Start of Record excerpts
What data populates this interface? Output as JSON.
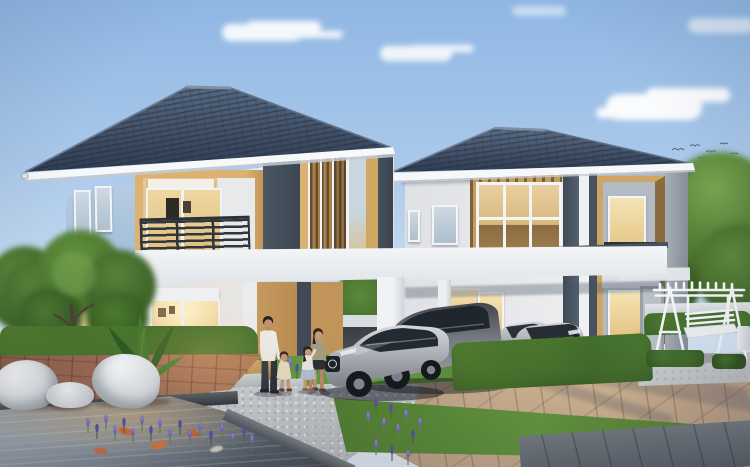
{
  "labels": {
    "scene": "3D rendering of two modern two-storey houses at dusk with garden, carport and koi pond",
    "sky": "Clear evening sky",
    "cloud": "Cloud",
    "birds": "Flock of birds",
    "tree": "Garden tree",
    "gap_tree": "Tree seen through carport",
    "hedge": "Trimmed hedge",
    "house_left": "Left two-storey house",
    "house_right": "Right two-storey house",
    "roof": "Dark slate hip roof",
    "balcony": "Recessed balcony with dark railing",
    "glass_door": "Warm-lit sliding glass door",
    "window": "Window",
    "slat_panel": "Wood slat accent panel",
    "carport": "Carport with white beam and columns",
    "car_sedan": "Silver sedan",
    "car_suv": "Grey SUV",
    "car_pair": "Two silver cars",
    "driveway": "Tan paved driveway",
    "gravel": "Gravel path",
    "lawn": "Lawn strip",
    "walkway": "Grey walkway",
    "patio": "Terracotta patio",
    "terrace": "Wood terrace strip",
    "stones": "Stepping stones",
    "pond": "Koi pond",
    "koi": "Koi fish",
    "lavender": "Purple lavender flowers",
    "plant": "Tropical foliage plant",
    "lounge_chairs": "White sculptural lounge chairs and table",
    "family": "Family of four on the footpath",
    "swing": "White garden swing bench",
    "fence": "White garden wall"
  },
  "palette": {
    "sky_top": "#8fb7e3",
    "sky_horizon": "#e3eef8",
    "roof_dark": "#2f3c52",
    "roof_light": "#566880",
    "fascia": "#f6f8fa",
    "wall_blue_upper": "#b3cae1",
    "wall_blue_lower": "#6795c2",
    "wall_white": "#e9ebed",
    "wall_grey": "#d9dce0",
    "accent_tan": "#d6ac6c",
    "accent_ochre": "#c1945a",
    "accent_slate": "#45515e",
    "wood_slat": "#8a683f",
    "glass_warm": "#e7cb92",
    "glass_cool": "#c3d2df",
    "railing": "#2e353c",
    "band_white": "#f2f4f6",
    "grass": "#5d8c3a",
    "hedge": "#33571f",
    "tree_green": "#4a7630",
    "water": "#5d6873",
    "koi_orange": "#dd6a30",
    "lavender": "#7468c4",
    "paver_tan": "#c3a88b",
    "gravel": "#c6c9cb",
    "patio_brown": "#9a6a50",
    "white_furniture": "#f2f4f6",
    "car_silver": "#b8bbc0",
    "car_grey": "#6a6e73",
    "skin": "#c09070",
    "shirt_white": "#eceae6",
    "top_olive": "#a69d80",
    "skirt_blue": "#b3bfce"
  }
}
End of Record excerpts
Given instruction = Reproduce the entries above without change, omitting all pictures.

Result =
What data populates this interface? Output as JSON.
{
  "labels": {
    "scene": "3D rendering of two modern two-storey houses at dusk with garden, carport and koi pond",
    "sky": "Clear evening sky",
    "cloud": "Cloud",
    "birds": "Flock of birds",
    "tree": "Garden tree",
    "gap_tree": "Tree seen through carport",
    "hedge": "Trimmed hedge",
    "house_left": "Left two-storey house",
    "house_right": "Right two-storey house",
    "roof": "Dark slate hip roof",
    "balcony": "Recessed balcony with dark railing",
    "glass_door": "Warm-lit sliding glass door",
    "window": "Window",
    "slat_panel": "Wood slat accent panel",
    "carport": "Carport with white beam and columns",
    "car_sedan": "Silver sedan",
    "car_suv": "Grey SUV",
    "car_pair": "Two silver cars",
    "driveway": "Tan paved driveway",
    "gravel": "Gravel path",
    "lawn": "Lawn strip",
    "walkway": "Grey walkway",
    "patio": "Terracotta patio",
    "terrace": "Wood terrace strip",
    "stones": "Stepping stones",
    "pond": "Koi pond",
    "koi": "Koi fish",
    "lavender": "Purple lavender flowers",
    "plant": "Tropical foliage plant",
    "lounge_chairs": "White sculptural lounge chairs and table",
    "family": "Family of four on the footpath",
    "swing": "White garden swing bench",
    "fence": "White garden wall"
  },
  "palette": {
    "sky_top": "#8fb7e3",
    "sky_horizon": "#e3eef8",
    "roof_dark": "#2f3c52",
    "roof_light": "#566880",
    "fascia": "#f6f8fa",
    "wall_blue_upper": "#b3cae1",
    "wall_blue_lower": "#6795c2",
    "wall_white": "#e9ebed",
    "wall_grey": "#d9dce0",
    "accent_tan": "#d6ac6c",
    "accent_ochre": "#c1945a",
    "accent_slate": "#45515e",
    "wood_slat": "#8a683f",
    "glass_warm": "#e7cb92",
    "glass_cool": "#c3d2df",
    "railing": "#2e353c",
    "band_white": "#f2f4f6",
    "grass": "#5d8c3a",
    "hedge": "#33571f",
    "tree_green": "#4a7630",
    "water": "#5d6873",
    "koi_orange": "#dd6a30",
    "lavender": "#7468c4",
    "paver_tan": "#c3a88b",
    "gravel": "#c6c9cb",
    "patio_brown": "#9a6a50",
    "white_furniture": "#f2f4f6",
    "car_silver": "#b8bbc0",
    "car_grey": "#6a6e73",
    "skin": "#c09070",
    "shirt_white": "#eceae6",
    "top_olive": "#a69d80",
    "skirt_blue": "#b3bfce"
  }
}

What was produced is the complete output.